**** Entries supplied ****

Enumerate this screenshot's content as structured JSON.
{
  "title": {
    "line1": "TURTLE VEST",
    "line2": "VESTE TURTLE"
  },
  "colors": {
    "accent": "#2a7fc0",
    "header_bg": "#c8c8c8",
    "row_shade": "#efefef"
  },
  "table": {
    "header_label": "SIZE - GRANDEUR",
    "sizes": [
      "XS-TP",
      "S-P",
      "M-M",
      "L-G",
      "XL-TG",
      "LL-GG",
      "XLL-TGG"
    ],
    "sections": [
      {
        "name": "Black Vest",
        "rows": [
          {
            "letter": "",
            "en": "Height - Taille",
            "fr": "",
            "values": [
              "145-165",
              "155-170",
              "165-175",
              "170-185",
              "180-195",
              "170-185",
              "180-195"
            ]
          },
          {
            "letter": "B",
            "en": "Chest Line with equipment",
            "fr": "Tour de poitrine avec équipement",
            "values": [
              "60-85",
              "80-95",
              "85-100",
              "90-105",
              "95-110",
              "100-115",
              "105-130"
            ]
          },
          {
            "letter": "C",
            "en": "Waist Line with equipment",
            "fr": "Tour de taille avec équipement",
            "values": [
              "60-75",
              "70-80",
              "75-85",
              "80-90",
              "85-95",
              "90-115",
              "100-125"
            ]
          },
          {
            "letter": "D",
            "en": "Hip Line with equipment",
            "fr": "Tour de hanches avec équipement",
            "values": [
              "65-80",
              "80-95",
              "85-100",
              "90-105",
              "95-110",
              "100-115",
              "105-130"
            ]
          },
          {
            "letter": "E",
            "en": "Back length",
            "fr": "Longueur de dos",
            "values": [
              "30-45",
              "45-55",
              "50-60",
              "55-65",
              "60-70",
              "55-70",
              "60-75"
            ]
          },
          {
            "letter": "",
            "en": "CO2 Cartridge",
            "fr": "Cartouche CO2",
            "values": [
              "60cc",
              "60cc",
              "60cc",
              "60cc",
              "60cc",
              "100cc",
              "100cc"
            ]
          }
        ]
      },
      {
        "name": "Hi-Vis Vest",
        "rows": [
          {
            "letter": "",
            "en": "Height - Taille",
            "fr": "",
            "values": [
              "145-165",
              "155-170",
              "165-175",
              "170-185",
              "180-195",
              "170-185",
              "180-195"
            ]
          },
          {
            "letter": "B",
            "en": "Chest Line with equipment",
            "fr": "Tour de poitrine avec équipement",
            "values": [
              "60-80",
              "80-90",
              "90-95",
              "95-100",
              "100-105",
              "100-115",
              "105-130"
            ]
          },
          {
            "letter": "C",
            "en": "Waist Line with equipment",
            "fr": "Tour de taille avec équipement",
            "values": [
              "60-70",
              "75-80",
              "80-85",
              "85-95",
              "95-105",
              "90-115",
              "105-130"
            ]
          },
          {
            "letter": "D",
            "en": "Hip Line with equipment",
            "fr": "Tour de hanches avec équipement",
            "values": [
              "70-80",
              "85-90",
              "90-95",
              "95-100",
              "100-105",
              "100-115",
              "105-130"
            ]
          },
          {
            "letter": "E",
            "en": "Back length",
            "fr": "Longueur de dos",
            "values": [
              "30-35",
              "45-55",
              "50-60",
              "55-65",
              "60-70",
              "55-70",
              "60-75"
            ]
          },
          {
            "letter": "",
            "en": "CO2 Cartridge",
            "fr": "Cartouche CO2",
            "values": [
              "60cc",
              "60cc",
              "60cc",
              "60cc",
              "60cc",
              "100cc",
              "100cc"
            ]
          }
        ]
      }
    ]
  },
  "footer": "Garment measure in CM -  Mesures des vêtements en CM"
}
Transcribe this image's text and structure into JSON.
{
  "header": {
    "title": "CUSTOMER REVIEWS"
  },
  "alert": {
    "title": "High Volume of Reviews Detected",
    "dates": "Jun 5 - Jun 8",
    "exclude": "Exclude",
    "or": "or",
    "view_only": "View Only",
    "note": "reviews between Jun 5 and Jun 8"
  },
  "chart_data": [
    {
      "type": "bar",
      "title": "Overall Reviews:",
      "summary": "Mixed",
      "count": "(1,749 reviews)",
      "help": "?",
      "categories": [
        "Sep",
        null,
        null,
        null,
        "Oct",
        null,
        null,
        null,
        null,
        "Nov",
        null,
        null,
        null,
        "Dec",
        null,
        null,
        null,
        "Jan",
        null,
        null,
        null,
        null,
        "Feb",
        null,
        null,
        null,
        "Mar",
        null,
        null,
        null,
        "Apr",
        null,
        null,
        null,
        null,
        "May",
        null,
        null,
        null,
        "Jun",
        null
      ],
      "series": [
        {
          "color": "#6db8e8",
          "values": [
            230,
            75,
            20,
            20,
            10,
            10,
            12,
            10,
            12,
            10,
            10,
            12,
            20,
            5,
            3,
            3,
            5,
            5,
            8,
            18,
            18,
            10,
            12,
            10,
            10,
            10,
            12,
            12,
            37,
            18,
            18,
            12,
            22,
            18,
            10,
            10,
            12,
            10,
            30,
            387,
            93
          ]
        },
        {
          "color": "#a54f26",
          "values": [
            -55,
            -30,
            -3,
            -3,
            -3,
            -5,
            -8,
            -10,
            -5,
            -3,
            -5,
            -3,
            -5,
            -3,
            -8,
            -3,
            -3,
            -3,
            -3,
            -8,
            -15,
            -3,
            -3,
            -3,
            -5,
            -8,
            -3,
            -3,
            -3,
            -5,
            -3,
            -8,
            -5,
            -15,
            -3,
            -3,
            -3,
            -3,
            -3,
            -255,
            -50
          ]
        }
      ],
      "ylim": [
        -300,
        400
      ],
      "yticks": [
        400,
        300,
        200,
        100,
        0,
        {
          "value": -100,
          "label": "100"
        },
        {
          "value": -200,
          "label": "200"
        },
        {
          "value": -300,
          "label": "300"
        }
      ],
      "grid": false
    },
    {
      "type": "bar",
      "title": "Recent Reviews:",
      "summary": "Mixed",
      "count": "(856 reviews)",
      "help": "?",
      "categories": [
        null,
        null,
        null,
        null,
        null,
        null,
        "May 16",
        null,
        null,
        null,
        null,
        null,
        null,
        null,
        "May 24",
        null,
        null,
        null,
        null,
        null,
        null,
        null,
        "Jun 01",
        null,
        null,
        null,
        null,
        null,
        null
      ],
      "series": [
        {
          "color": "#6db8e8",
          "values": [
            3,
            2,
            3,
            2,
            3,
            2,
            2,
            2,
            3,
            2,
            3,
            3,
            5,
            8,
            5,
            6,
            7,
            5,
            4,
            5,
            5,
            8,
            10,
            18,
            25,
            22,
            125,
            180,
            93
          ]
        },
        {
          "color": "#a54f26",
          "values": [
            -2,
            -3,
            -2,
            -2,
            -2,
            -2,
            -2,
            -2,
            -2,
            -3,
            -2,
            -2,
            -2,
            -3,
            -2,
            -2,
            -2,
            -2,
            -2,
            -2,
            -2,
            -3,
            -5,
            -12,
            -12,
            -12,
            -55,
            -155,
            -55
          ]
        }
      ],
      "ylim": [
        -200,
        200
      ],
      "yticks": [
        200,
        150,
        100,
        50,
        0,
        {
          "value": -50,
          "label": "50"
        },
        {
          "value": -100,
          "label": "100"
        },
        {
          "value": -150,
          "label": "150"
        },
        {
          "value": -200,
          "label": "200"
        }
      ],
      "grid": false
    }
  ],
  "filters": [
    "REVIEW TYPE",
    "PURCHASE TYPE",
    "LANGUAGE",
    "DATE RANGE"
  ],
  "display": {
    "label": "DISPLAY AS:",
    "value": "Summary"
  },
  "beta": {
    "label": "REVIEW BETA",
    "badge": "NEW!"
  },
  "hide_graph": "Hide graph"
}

****

| What to do |
Every entry needs to be retyped exactly.

| Result for this exercise |
Enumerate this screenshot's content as structured JSON.
{
  "title": {
    "line1": "TURTLE VEST",
    "line2": "VESTE TURTLE"
  },
  "colors": {
    "accent": "#2a7fc0",
    "header_bg": "#c8c8c8",
    "row_shade": "#efefef"
  },
  "table": {
    "header_label": "SIZE - GRANDEUR",
    "sizes": [
      "XS-TP",
      "S-P",
      "M-M",
      "L-G",
      "XL-TG",
      "LL-GG",
      "XLL-TGG"
    ],
    "sections": [
      {
        "name": "Black Vest",
        "rows": [
          {
            "letter": "",
            "en": "Height - Taille",
            "fr": "",
            "values": [
              "145-165",
              "155-170",
              "165-175",
              "170-185",
              "180-195",
              "170-185",
              "180-195"
            ]
          },
          {
            "letter": "B",
            "en": "Chest Line with equipment",
            "fr": "Tour de poitrine avec équipement",
            "values": [
              "60-85",
              "80-95",
              "85-100",
              "90-105",
              "95-110",
              "100-115",
              "105-130"
            ]
          },
          {
            "letter": "C",
            "en": "Waist Line with equipment",
            "fr": "Tour de taille avec équipement",
            "values": [
              "60-75",
              "70-80",
              "75-85",
              "80-90",
              "85-95",
              "90-115",
              "100-125"
            ]
          },
          {
            "letter": "D",
            "en": "Hip Line with equipment",
            "fr": "Tour de hanches avec équipement",
            "values": [
              "65-80",
              "80-95",
              "85-100",
              "90-105",
              "95-110",
              "100-115",
              "105-130"
            ]
          },
          {
            "letter": "E",
            "en": "Back length",
            "fr": "Longueur de dos",
            "values": [
              "30-45",
              "45-55",
              "50-60",
              "55-65",
              "60-70",
              "55-70",
              "60-75"
            ]
          },
          {
            "letter": "",
            "en": "CO2 Cartridge",
            "fr": "Cartouche CO2",
            "values": [
              "60cc",
              "60cc",
              "60cc",
              "60cc",
              "60cc",
              "100cc",
              "100cc"
            ]
          }
        ]
      },
      {
        "name": "Hi-Vis Vest",
        "rows": [
          {
            "letter": "",
            "en": "Height - Taille",
            "fr": "",
            "values": [
              "145-165",
              "155-170",
              "165-175",
              "170-185",
              "180-195",
              "170-185",
              "180-195"
            ]
          },
          {
            "letter": "B",
            "en": "Chest Line with equipment",
            "fr": "Tour de poitrine avec équipement",
            "values": [
              "60-80",
              "80-90",
              "90-95",
              "95-100",
              "100-105",
              "100-115",
              "105-130"
            ]
          },
          {
            "letter": "C",
            "en": "Waist Line with equipment",
            "fr": "Tour de taille avec équipement",
            "values": [
              "60-70",
              "75-80",
              "80-85",
              "85-95",
              "95-105",
              "90-115",
              "105-130"
            ]
          },
          {
            "letter": "D",
            "en": "Hip Line with equipment",
            "fr": "Tour de hanches avec équipement",
            "values": [
              "70-80",
              "85-90",
              "90-95",
              "95-100",
              "100-105",
              "100-115",
              "105-130"
            ]
          },
          {
            "letter": "E",
            "en": "Back length",
            "fr": "Longueur de dos",
            "values": [
              "30-35",
              "45-55",
              "50-60",
              "55-65",
              "60-70",
              "55-70",
              "60-75"
            ]
          },
          {
            "letter": "",
            "en": "CO2 Cartridge",
            "fr": "Cartouche CO2",
            "values": [
              "60cc",
              "60cc",
              "60cc",
              "60cc",
              "60cc",
              "100cc",
              "100cc"
            ]
          }
        ]
      }
    ]
  },
  "footer": "Garment measure in CM -  Mesures des vêtements en CM"
}
Transcribe this image's text and structure into JSON.
{
  "header": {
    "title": "CUSTOMER REVIEWS"
  },
  "alert": {
    "title": "High Volume of Reviews Detected",
    "dates": "Jun 5 - Jun 8",
    "exclude": "Exclude",
    "or": "or",
    "view_only": "View Only",
    "note": "reviews between Jun 5 and Jun 8"
  },
  "chart_data": [
    {
      "type": "bar",
      "title": "Overall Reviews:",
      "summary": "Mixed",
      "count": "(1,749 reviews)",
      "help": "?",
      "categories": [
        "Sep",
        null,
        null,
        null,
        "Oct",
        null,
        null,
        null,
        null,
        "Nov",
        null,
        null,
        null,
        "Dec",
        null,
        null,
        null,
        "Jan",
        null,
        null,
        null,
        null,
        "Feb",
        null,
        null,
        null,
        "Mar",
        null,
        null,
        null,
        "Apr",
        null,
        null,
        null,
        null,
        "May",
        null,
        null,
        null,
        "Jun",
        null
      ],
      "series": [
        {
          "color": "#6db8e8",
          "values": [
            230,
            75,
            20,
            20,
            10,
            10,
            12,
            10,
            12,
            10,
            10,
            12,
            20,
            5,
            3,
            3,
            5,
            5,
            8,
            18,
            18,
            10,
            12,
            10,
            10,
            10,
            12,
            12,
            37,
            18,
            18,
            12,
            22,
            18,
            10,
            10,
            12,
            10,
            30,
            387,
            93
          ]
        },
        {
          "color": "#a54f26",
          "values": [
            -55,
            -30,
            -3,
            -3,
            -3,
            -5,
            -8,
            -10,
            -5,
            -3,
            -5,
            -3,
            -5,
            -3,
            -8,
            -3,
            -3,
            -3,
            -3,
            -8,
            -15,
            -3,
            -3,
            -3,
            -5,
            -8,
            -3,
            -3,
            -3,
            -5,
            -3,
            -8,
            -5,
            -15,
            -3,
            -3,
            -3,
            -3,
            -3,
            -255,
            -50
          ]
        }
      ],
      "ylim": [
        -300,
        400
      ],
      "yticks": [
        400,
        300,
        200,
        100,
        0,
        {
          "value": -100,
          "label": "100"
        },
        {
          "value": -200,
          "label": "200"
        },
        {
          "value": -300,
          "label": "300"
        }
      ],
      "grid": false
    },
    {
      "type": "bar",
      "title": "Recent Reviews:",
      "summary": "Mixed",
      "count": "(856 reviews)",
      "help": "?",
      "categories": [
        null,
        null,
        null,
        null,
        null,
        null,
        "May 16",
        null,
        null,
        null,
        null,
        null,
        null,
        null,
        "May 24",
        null,
        null,
        null,
        null,
        null,
        null,
        null,
        "Jun 01",
        null,
        null,
        null,
        null,
        null,
        null
      ],
      "series": [
        {
          "color": "#6db8e8",
          "values": [
            3,
            2,
            3,
            2,
            3,
            2,
            2,
            2,
            3,
            2,
            3,
            3,
            5,
            8,
            5,
            6,
            7,
            5,
            4,
            5,
            5,
            8,
            10,
            18,
            25,
            22,
            125,
            180,
            93
          ]
        },
        {
          "color": "#a54f26",
          "values": [
            -2,
            -3,
            -2,
            -2,
            -2,
            -2,
            -2,
            -2,
            -2,
            -3,
            -2,
            -2,
            -2,
            -3,
            -2,
            -2,
            -2,
            -2,
            -2,
            -2,
            -2,
            -3,
            -5,
            -12,
            -12,
            -12,
            -55,
            -155,
            -55
          ]
        }
      ],
      "ylim": [
        -200,
        200
      ],
      "yticks": [
        200,
        150,
        100,
        50,
        0,
        {
          "value": -50,
          "label": "50"
        },
        {
          "value": -100,
          "label": "100"
        },
        {
          "value": -150,
          "label": "150"
        },
        {
          "value": -200,
          "label": "200"
        }
      ],
      "grid": false
    }
  ],
  "filters": [
    "REVIEW TYPE",
    "PURCHASE TYPE",
    "LANGUAGE",
    "DATE RANGE"
  ],
  "display": {
    "label": "DISPLAY AS:",
    "value": "Summary"
  },
  "beta": {
    "label": "REVIEW BETA",
    "badge": "NEW!"
  },
  "hide_graph": "Hide graph"
}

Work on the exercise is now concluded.